- Short task -
For the listing underneath, give the count of lines containing the string "text" and nothing further.

- Records for this exercise -
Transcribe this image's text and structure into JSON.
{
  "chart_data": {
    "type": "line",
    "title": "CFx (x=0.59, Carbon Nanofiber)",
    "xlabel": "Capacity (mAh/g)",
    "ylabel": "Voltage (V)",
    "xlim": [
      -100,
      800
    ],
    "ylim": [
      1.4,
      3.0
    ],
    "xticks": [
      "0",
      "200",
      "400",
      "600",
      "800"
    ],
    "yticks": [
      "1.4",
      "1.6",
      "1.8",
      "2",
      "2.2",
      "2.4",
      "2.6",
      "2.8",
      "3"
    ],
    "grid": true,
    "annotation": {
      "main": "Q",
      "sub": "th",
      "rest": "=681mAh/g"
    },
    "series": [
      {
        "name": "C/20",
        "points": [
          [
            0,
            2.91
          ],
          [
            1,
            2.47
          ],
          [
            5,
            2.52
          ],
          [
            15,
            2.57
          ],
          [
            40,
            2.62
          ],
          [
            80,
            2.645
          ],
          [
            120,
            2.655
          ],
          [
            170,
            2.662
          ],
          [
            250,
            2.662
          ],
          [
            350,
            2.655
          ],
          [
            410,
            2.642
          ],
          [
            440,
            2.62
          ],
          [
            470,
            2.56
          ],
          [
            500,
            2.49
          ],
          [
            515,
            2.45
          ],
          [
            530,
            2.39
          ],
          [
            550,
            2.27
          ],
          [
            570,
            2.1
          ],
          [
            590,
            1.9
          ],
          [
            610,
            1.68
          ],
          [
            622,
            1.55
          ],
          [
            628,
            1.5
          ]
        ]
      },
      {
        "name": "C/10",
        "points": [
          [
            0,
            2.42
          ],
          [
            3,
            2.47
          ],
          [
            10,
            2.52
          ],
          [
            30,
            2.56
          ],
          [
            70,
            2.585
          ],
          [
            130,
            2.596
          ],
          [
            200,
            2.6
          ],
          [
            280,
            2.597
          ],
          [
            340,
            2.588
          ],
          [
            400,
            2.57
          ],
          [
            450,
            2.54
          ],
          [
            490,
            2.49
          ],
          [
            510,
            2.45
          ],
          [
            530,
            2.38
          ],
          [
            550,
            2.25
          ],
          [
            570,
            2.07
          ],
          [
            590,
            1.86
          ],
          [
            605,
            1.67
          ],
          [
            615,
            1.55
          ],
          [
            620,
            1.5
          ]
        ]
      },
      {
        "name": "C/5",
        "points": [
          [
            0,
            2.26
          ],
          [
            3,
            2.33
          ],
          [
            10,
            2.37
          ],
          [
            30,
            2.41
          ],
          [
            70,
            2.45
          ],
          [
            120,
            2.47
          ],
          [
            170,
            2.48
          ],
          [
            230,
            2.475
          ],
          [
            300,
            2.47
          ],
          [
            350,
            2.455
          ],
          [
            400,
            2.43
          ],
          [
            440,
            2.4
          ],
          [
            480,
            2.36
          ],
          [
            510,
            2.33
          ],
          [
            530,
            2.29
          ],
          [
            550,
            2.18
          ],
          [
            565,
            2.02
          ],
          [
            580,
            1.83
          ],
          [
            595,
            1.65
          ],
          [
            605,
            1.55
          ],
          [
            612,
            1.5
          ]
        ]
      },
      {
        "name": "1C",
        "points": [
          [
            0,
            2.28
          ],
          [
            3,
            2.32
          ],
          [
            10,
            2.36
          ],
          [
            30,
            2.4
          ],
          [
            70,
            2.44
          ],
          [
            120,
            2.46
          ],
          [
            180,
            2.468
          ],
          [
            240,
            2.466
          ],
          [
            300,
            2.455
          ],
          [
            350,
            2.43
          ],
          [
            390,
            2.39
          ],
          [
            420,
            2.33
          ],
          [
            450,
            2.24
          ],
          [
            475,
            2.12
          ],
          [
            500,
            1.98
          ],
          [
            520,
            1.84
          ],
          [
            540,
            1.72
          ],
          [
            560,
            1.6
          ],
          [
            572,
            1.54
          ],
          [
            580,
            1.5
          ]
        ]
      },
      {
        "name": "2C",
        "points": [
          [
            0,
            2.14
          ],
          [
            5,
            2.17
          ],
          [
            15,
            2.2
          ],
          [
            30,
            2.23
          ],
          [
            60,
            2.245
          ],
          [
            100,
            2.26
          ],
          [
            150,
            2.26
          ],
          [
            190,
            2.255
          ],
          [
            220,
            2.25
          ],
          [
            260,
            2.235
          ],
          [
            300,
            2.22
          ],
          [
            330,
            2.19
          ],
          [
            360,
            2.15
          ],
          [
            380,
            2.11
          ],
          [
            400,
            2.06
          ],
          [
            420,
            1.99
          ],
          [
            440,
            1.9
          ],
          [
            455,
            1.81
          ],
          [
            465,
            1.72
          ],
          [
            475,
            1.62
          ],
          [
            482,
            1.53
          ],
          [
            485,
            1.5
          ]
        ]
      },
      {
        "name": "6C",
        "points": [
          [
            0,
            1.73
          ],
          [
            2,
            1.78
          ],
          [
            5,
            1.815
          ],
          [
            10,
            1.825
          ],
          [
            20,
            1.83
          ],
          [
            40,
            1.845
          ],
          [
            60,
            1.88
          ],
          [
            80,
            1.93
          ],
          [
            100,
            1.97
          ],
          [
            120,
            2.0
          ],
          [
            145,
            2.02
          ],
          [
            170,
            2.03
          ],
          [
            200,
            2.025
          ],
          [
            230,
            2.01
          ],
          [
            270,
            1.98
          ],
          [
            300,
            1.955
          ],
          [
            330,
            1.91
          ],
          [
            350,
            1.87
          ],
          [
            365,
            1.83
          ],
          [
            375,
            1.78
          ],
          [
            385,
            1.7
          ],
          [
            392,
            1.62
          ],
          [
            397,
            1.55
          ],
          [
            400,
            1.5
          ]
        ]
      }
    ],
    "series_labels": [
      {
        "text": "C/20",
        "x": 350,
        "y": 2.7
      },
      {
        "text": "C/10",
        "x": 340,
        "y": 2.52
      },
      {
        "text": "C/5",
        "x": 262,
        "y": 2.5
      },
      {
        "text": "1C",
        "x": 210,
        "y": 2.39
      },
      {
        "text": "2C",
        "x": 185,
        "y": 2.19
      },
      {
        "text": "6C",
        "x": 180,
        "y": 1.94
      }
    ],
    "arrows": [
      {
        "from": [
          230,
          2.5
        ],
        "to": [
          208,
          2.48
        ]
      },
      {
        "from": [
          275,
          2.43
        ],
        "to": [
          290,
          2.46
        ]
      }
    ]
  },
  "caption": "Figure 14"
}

- Exercise response -
7